#### Work to complete:
Find the word "label" in the data. Return every line where it appears.

#### Provided data:
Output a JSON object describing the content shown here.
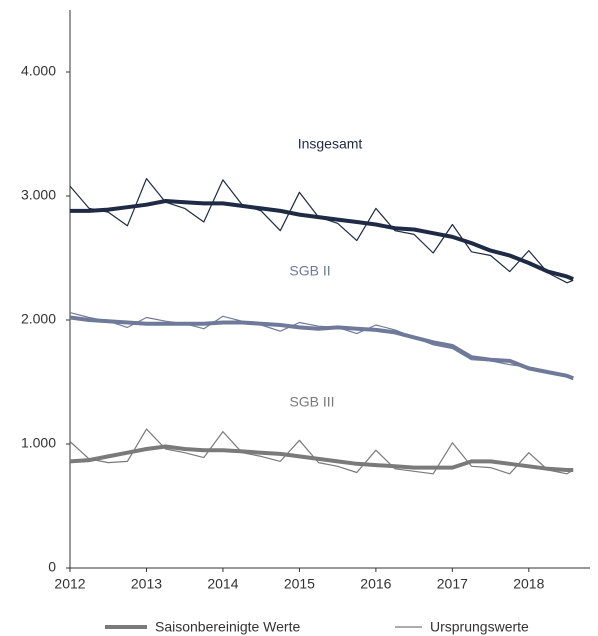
{
  "chart_data": {
    "type": "line",
    "x": [
      2012,
      2012.25,
      2012.5,
      2012.75,
      2013,
      2013.25,
      2013.5,
      2013.75,
      2014,
      2014.25,
      2014.5,
      2014.75,
      2015,
      2015.25,
      2015.5,
      2015.75,
      2016,
      2016.25,
      2016.5,
      2016.75,
      2017,
      2017.25,
      2017.5,
      2017.75,
      2018,
      2018.25,
      2018.5,
      2018.58
    ],
    "series": [
      {
        "color": "#1f2a44",
        "width": 4,
        "values": [
          2880,
          2880,
          2890,
          2910,
          2930,
          2960,
          2950,
          2940,
          2940,
          2920,
          2900,
          2880,
          2850,
          2830,
          2810,
          2790,
          2770,
          2740,
          2730,
          2700,
          2670,
          2620,
          2560,
          2520,
          2460,
          2390,
          2350,
          2330
        ]
      },
      {
        "color": "#1f2a44",
        "width": 1.2,
        "values": [
          3080,
          2900,
          2870,
          2760,
          3140,
          2950,
          2900,
          2790,
          3130,
          2930,
          2880,
          2720,
          3030,
          2830,
          2780,
          2640,
          2900,
          2720,
          2690,
          2540,
          2770,
          2550,
          2520,
          2390,
          2560,
          2380,
          2300,
          2320
        ]
      },
      {
        "color": "#6f7a9a",
        "width": 4,
        "values": [
          2020,
          2000,
          1990,
          1980,
          1970,
          1970,
          1970,
          1970,
          1980,
          1980,
          1970,
          1960,
          1940,
          1930,
          1940,
          1930,
          1920,
          1900,
          1860,
          1820,
          1790,
          1700,
          1680,
          1670,
          1610,
          1580,
          1550,
          1530
        ]
      },
      {
        "color": "#6f7a9a",
        "width": 1.2,
        "values": [
          2060,
          2020,
          1990,
          1940,
          2020,
          1990,
          1970,
          1930,
          2030,
          1990,
          1960,
          1910,
          1980,
          1950,
          1940,
          1890,
          1960,
          1920,
          1860,
          1800,
          1770,
          1680,
          1670,
          1640,
          1620,
          1590,
          1550,
          1520
        ]
      },
      {
        "color": "#7a7a7a",
        "width": 4,
        "values": [
          860,
          870,
          900,
          930,
          960,
          980,
          960,
          950,
          950,
          940,
          930,
          920,
          900,
          880,
          860,
          840,
          830,
          820,
          810,
          810,
          810,
          860,
          860,
          840,
          820,
          800,
          790,
          790
        ]
      },
      {
        "color": "#7a7a7a",
        "width": 1.2,
        "values": [
          1020,
          880,
          850,
          860,
          1120,
          960,
          930,
          890,
          1100,
          930,
          900,
          860,
          1030,
          850,
          820,
          770,
          950,
          800,
          780,
          760,
          1010,
          820,
          810,
          760,
          930,
          790,
          760,
          790
        ]
      }
    ],
    "xlim": [
      2012,
      2018.8
    ],
    "xticks": [
      2012,
      2013,
      2014,
      2015,
      2016,
      2017,
      2018
    ],
    "ylim": [
      0,
      4500
    ],
    "yticks": [
      0,
      {
        "value": 1000,
        "label": "1.000"
      },
      {
        "value": 2000,
        "label": "2.000"
      },
      {
        "value": 3000,
        "label": "3.000"
      },
      {
        "value": 4000,
        "label": "4.000"
      }
    ],
    "annotations": [
      "Insgesamt",
      "SGB II",
      "SGB III"
    ],
    "legend": [
      {
        "label": "Saisonbereinigte Werte",
        "color": "#7a7a7a",
        "width": 4
      },
      {
        "label": "Ursprungswerte",
        "color": "#7a7a7a",
        "width": 1.2
      }
    ],
    "grid": false
  }
}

#### Final result:
        "label": "1.000"
        "label": "2.000"
        "label": "3.000"
        "label": "4.000"
        "label": "Saisonbereinigte Werte",
        "label": "Ursprungswerte",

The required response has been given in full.